◆ TEXT PASSAGE:
[BEGIN]

Source: WTO Secretariat, based on data from the Trade Compliance Center, U.S. Department of Commerce online
        information. Viewed at: http://www.tcc.mac.doc.gov.

28.     In addition, the United States has concluded 32 trade and investment framework
agreements.16 The agreements establish an institutional framework for consultations on bilateral trade
and investment policies. Also of relevance to foreign investment are the treaties of friendship,
commerce, and navigation still in force between the United States and some 40 countries; the last
such treaty was concluded with Thailand in 1966.

(4)         INTERNATIONAL RELATIONS

(i)         World Trade Organization

29.     The President's 2007 Trade Policy Agenda notes that "at the core of U.S. trade policy is a
steadfast support of the rules-based multilateral trading system".17 According to the Agenda, the
United States will continue to work with other WTO Members in pursuit of a successful conclusion to
the DDA that opens new markets and creates meaningful new trade flows.

30.    The United States is an original Member of the WTO. It participated in the post-Uruguay
Round negotiations on telecommunications and financial services; its commitments in these areas
were annexed to the Fourth and Fifth Protocols of the GATS. The United States is a party to the
Agreement on Government Procurement and a participant in the Information Technology Agreement.

[END]

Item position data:
[BEGIN]

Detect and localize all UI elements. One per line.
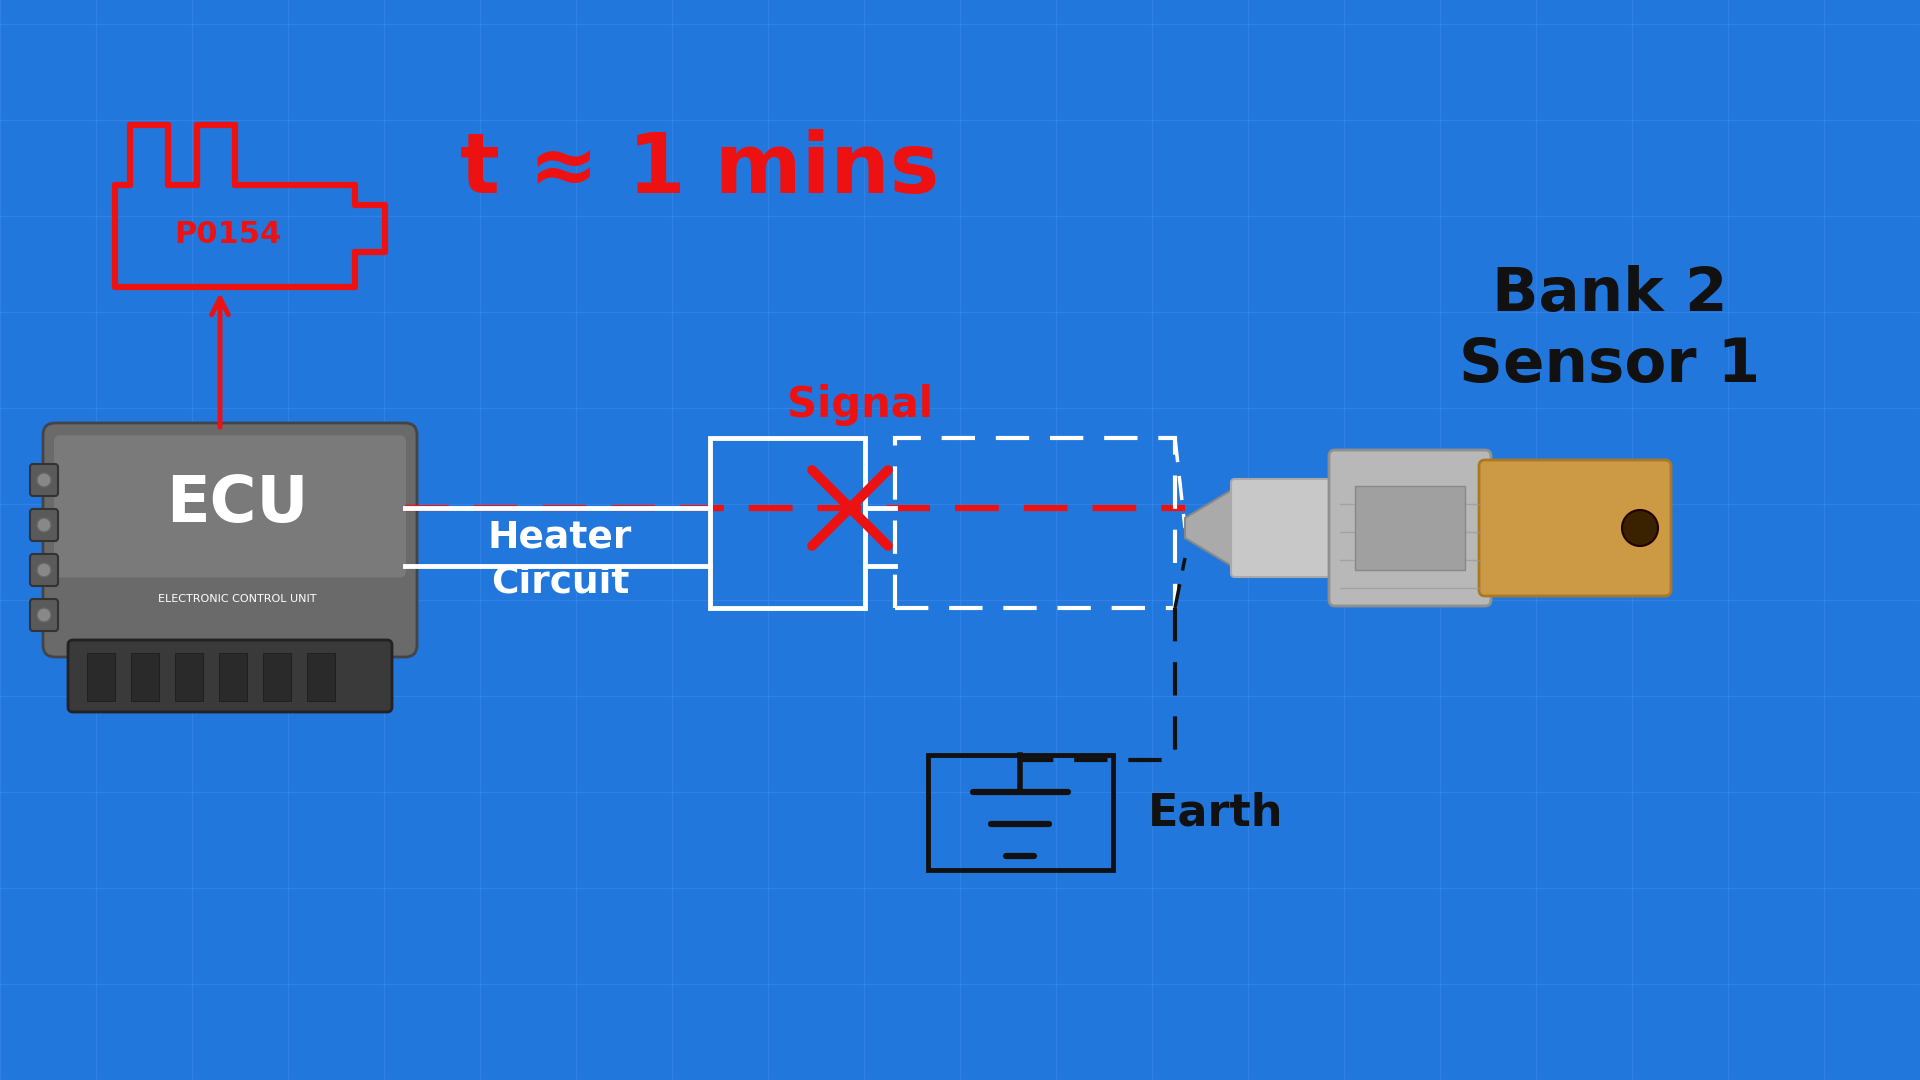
Bar	[131, 653, 159, 701]
FancyBboxPatch shape	[1231, 480, 1338, 577]
Text: Earth: Earth	[1148, 791, 1283, 834]
Text: ECU: ECU	[165, 473, 309, 536]
Bar	[263, 653, 292, 701]
Text: ELECTRONIC CONTROL UNIT: ELECTRONIC CONTROL UNIT	[157, 594, 317, 604]
FancyBboxPatch shape	[1478, 460, 1670, 596]
FancyBboxPatch shape	[31, 599, 58, 631]
FancyBboxPatch shape	[31, 509, 58, 541]
FancyBboxPatch shape	[31, 554, 58, 586]
Circle shape	[36, 518, 52, 532]
FancyBboxPatch shape	[42, 423, 417, 657]
Bar	[927, 755, 1112, 870]
Text: Heater
Circuit: Heater Circuit	[488, 519, 632, 600]
Text: P0154: P0154	[175, 220, 282, 249]
FancyBboxPatch shape	[67, 640, 392, 712]
Polygon shape	[1185, 488, 1235, 568]
FancyBboxPatch shape	[1329, 450, 1492, 606]
FancyBboxPatch shape	[31, 464, 58, 496]
Circle shape	[36, 473, 52, 487]
Bar	[307, 653, 334, 701]
Bar	[175, 653, 204, 701]
Bar	[710, 438, 866, 608]
Circle shape	[36, 608, 52, 622]
Bar	[895, 438, 1175, 608]
Circle shape	[36, 563, 52, 577]
Circle shape	[1622, 510, 1659, 546]
Bar	[219, 653, 248, 701]
Bar	[86, 653, 115, 701]
Text: Bank 2
Sensor 1: Bank 2 Sensor 1	[1459, 266, 1761, 395]
FancyBboxPatch shape	[54, 435, 405, 578]
Bar	[1356, 486, 1465, 570]
Text: Signal: Signal	[787, 384, 933, 426]
Text: t ≈ 1 mins: t ≈ 1 mins	[461, 130, 939, 211]
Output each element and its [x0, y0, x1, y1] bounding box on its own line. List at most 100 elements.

[END]

Write the next part of the text on U.S. trade policy and WTO participation, picking up after its last sentence. This data has no connection to the text about U.S. trade policy.

31.     The United States met most of its notification obligations between 2005 and 2007.
Exceptions include notifications on agricultural tariff quotas and government procurement statistics
(Table AII.1). The U.S. authorities indicate that they will submit procurement statistics as soon as the
overhaul of the Federal Procurement Data System is complete.

32.     In the context of the DDA, the United States has made numerous contributions in a wide
range of areas, including agriculture, market access for industrial goods and services, anti-dumping,
subsidies, intellectual property, and trade facilitation. The United States has made several proposals
regarding the WTO dispute settlement mechanism.18

33.     Since the inception of the WTO, the United States has been complainant in 88 dispute
settlement cases and respondent in 99. From mid 2005 to end 2007, it was a complainant in eight
disputes and a respondent in ten (Table AII.2).

            16
             USTR online information, "Trade and Investment Framework Agreements". Viewed at:
http://www.ustr.gov/Trade_Agreements/TIFA/Section_Index.html.
         17
            USTR (2007b).
         18
            WTO documents TN/DS/W/89, 31 May 2007; TN/DS/W/86, 21 April 2006; TN/DS/W/82,
24 October 2005, and addenda.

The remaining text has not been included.